== 节选原文
本文基于PyTorch1.7.0，https://github.com/pytorch/pytorch/tree/v1.7.0

1 了解Node类

1.1 Node

[torch/csrc/autograd/function.h] A Node is an abstract class that represents an operation taking zero or more input Variables and producing zero or more output Variables. All functions in PyTorch’s autograd machinery derive from this class and override its apply method. Instances of such subclasses will then be invokeable via the call operator.

Node类（Node类等同于Function类）表示操作（操作在本篇文章指反向传播类，例如AddBackward0）的抽象类，该操作有0个或多个Variable类型（Variable类型等同于Tensor类型）的输入并有0个或多个Variable类型的输出，例如AccumulateGrad有1个输入和0个输出，GraphRoot有0个输入和至少一个输出。每个反向传播类都继承自Node类并重载Node类中的apply()方法，反向传播类的实例通过调用()操作进而调用apply()。

addBackward = New AddBackward();
addBackward(...); // 相当于调用apply()

1.2 Nodes in the Autograd Graph

[torch/csrc/autograd/function.h] When viewing the autograd system as a graph, Nodes are the vertices or nodes, connected to each other via (directed) Edges, which themselves are represented via ( Node, input_nr) pairs. Variables are the outputs to and inputs of Nodes, and travel between these edges during execution of the graph. When two or more Edges (from different sources) point at the same input to a Node, the values produced along all of these edges are implicitly summed prior to being forwarded to the target Node.

如果把自动微分（autograd）系统比喻为图，那么Node类就是顶点或者结点，其中Node之间通过有方向的边即Edge实例相连，Edge实例用[Node实例，input_nr]表示。Variable是Node的输出和输入，在运行计算图（运行计算图的意思是反向传播即backward）的过程中，Variable在Node之间流动。自动微分的图是有向图，如果一个结点被多条边指向，那么这个结点运行的优先级低于边的起始结点。
====
任务说明 A
把下面条目中从包含“panel: segment analysis — [0, 912, 900, 1244]”的那一行起，一直到包含“heading: regional analysis: REGIONAL”的那一行为止的各行转换成编号列表，首尾两行都算在内，略去空行，其他行不要处理。
== 任务数据
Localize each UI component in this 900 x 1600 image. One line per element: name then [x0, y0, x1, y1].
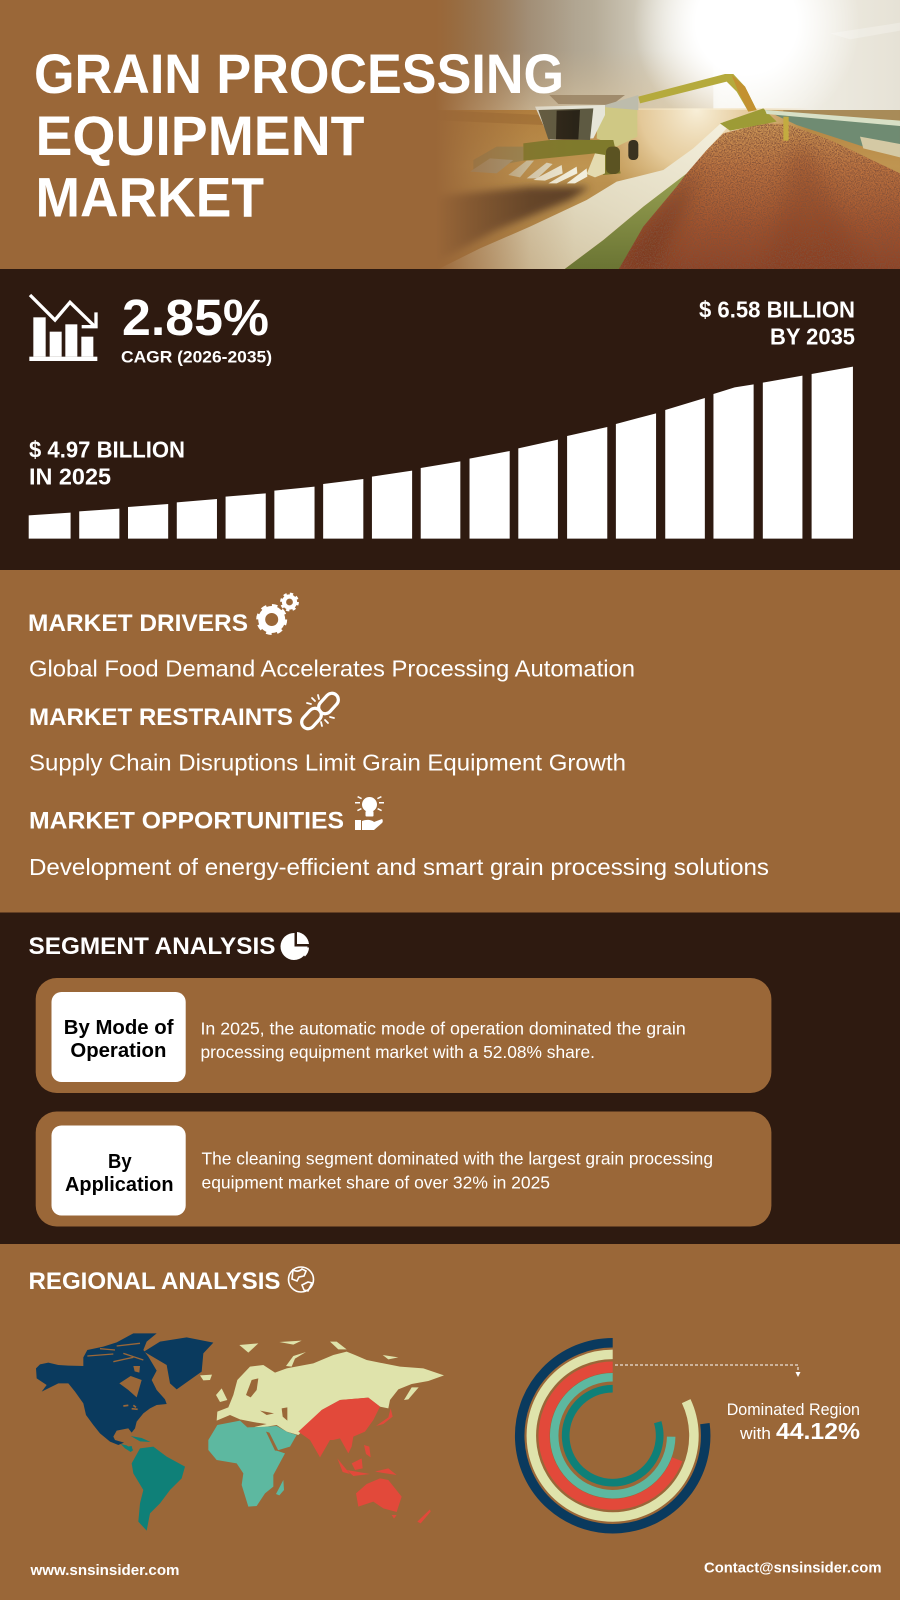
panel: segment analysis — [0, 912, 900, 1244]
heading: market opportunities: MARKET OPPORTUNITIES — [29, 808, 344, 834]
label: by mode of operation: By Mode of — [64, 1017, 174, 1039]
icon: lightbulb in hand — [355, 796, 384, 830]
panel: market size — [0, 269, 900, 570]
heading: segment analysis: SEGMENT ANALYSIS — [28, 933, 276, 960]
photo: combine harvester unloading grain — [430, 0, 900, 270]
text: opportunity: Development of energy-efficient and smart grain processing solutions — [29, 854, 769, 880]
chart: radial share rings — [520, 1343, 706, 1529]
panel: header — [0, 0, 900, 270]
label: by application: Application — [65, 1174, 174, 1196]
label: 2025 value: $ 4.97 BILLION — [29, 436, 185, 462]
arrow: dotted callout leader — [615, 1365, 800, 1377]
region: europe and north asia — [200, 1341, 444, 1435]
region: north america — [36, 1333, 213, 1445]
text: restraint: Supply Chain Disruptions Limit Grain Equipment Growth — [29, 750, 626, 776]
footer: website: www.snsinsider.com — [29, 1562, 180, 1579]
heading: regional analysis: REGIONAL ANALYSIS — [28, 1268, 280, 1295]
text: application finding: equipment market share of over 32% in 2025 — [202, 1172, 550, 1192]
label: by application: By — [108, 1151, 132, 1173]
icon: globe — [288, 1267, 314, 1292]
label: 2035 value — [699, 296, 855, 350]
callout: dominated region share: with — [739, 1425, 771, 1443]
world map — [36, 1333, 444, 1531]
region: asia pacific — [298, 1398, 431, 1523]
region: south america — [121, 1436, 185, 1531]
text: driver: Global Food Demand Accelerates Processing Automation — [29, 656, 635, 682]
panel: market dynamics — [0, 570, 900, 913]
title: GRAIN PROCESSING — [34, 42, 564, 105]
bar chart: market growth — [29, 367, 853, 539]
icon: declining chart — [29, 295, 97, 361]
callout: dominated region share: Dominated Region — [727, 1401, 860, 1419]
text: application finding — [202, 1148, 713, 1192]
text: mode of operation finding: processing equipment market with a 52.08% share. — [200, 1042, 595, 1062]
footer: contact email: Contact@snsinsider.com — [704, 1560, 882, 1576]
label: 2025 value: IN 2025 — [29, 464, 111, 490]
region: africa and middle east — [208, 1421, 297, 1507]
title: MARKET — [36, 166, 264, 228]
label: by mode of operation — [52, 992, 186, 1082]
label: 2025 value — [29, 436, 185, 490]
callout: dominated region share — [727, 1401, 860, 1444]
stat: CAGR: CAGR (2026-2035) — [121, 348, 272, 366]
heading: market restraints: MARKET RESTRAINTS — [29, 704, 293, 731]
card: by application — [36, 1112, 771, 1226]
icon: broken chain — [299, 691, 341, 731]
label: 2035 value: BY 2035 — [770, 324, 855, 350]
label: by mode of operation: Operation — [70, 1040, 166, 1062]
card: by mode of operation — [36, 978, 771, 1093]
callout: dominated region share: 44.12% — [776, 1418, 860, 1444]
icon: gears — [258, 594, 298, 633]
text: application finding: The cleaning segment dominated with the largest grain processing — [202, 1148, 713, 1168]
icon: pie chart — [281, 932, 309, 960]
text: mode of operation finding: In 2025, the automatic mode of operation dominated the grain — [200, 1018, 686, 1038]
stat: CAGR: 2.85% — [122, 289, 269, 346]
title — [34, 42, 564, 228]
panel: regional analysis — [0, 1244, 900, 1600]
label: by application — [52, 1126, 186, 1216]
title: EQUIPMENT — [36, 104, 364, 167]
heading: market drivers: MARKET DRIVERS — [28, 610, 248, 637]
text: mode of operation finding — [200, 1018, 686, 1062]
label: 2035 value: $ 6.58 BILLION — [699, 296, 855, 322]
====
任务说明 B
按节选原文的说法，示例中的 addBackward(...) 为什么相当于调用 apply()？请用一到三句话说明。

回答 A
1. panel: segment analysis — [0, 912, 900, 1244]
2. heading: market opportunities: MARKET OPPORTUNITIES — [29, 808, 344, 834]
3. label: by mode of operation: By Mode of — [64, 1017, 174, 1039]
4. icon: lightbulb in hand — [355, 796, 384, 830]
5. panel: market size — [0, 269, 900, 570]
6. heading: segment analysis: SEGMENT ANALYSIS — [28, 933, 276, 960]
7. photo: combine harvester unloading grain — [430, 0, 900, 270]
8. text: opportunity: Development of energy-efficient and smart grain processing solutions — [29, 854, 769, 880]
9. chart: radial share rings — [520, 1343, 706, 1529]
10. panel: header — [0, 0, 900, 270]
11. label: by application: Application — [65, 1174, 174, 1196]
12. label: 2025 value: $ 4.97 BILLION — [29, 436, 185, 462]
13. arrow: dotted callout leader — [615, 1365, 800, 1377]
14. region: europe and north asia — [200, 1341, 444, 1435]
15. region: north america — [36, 1333, 213, 1445]
16. text: restraint: Supply Chain Disruptions Limit Grain Equipment Growth — [29, 750, 626, 776]
17. footer: website: www.snsinsider.com — [29, 1562, 180, 1579]
18. heading: regional analysis: REGIONAL ANALYSIS — [28, 1268, 280, 1295]

回答 B
每个反向传播类都继承自 Node 类，并重载了 Node 类中的 apply() 方法。反向传播类的实例通过 () 操作被调用时，会进而调用 apply()。addBackward 是这样一个实例，所以 addBackward(...) 相当于调用 apply()。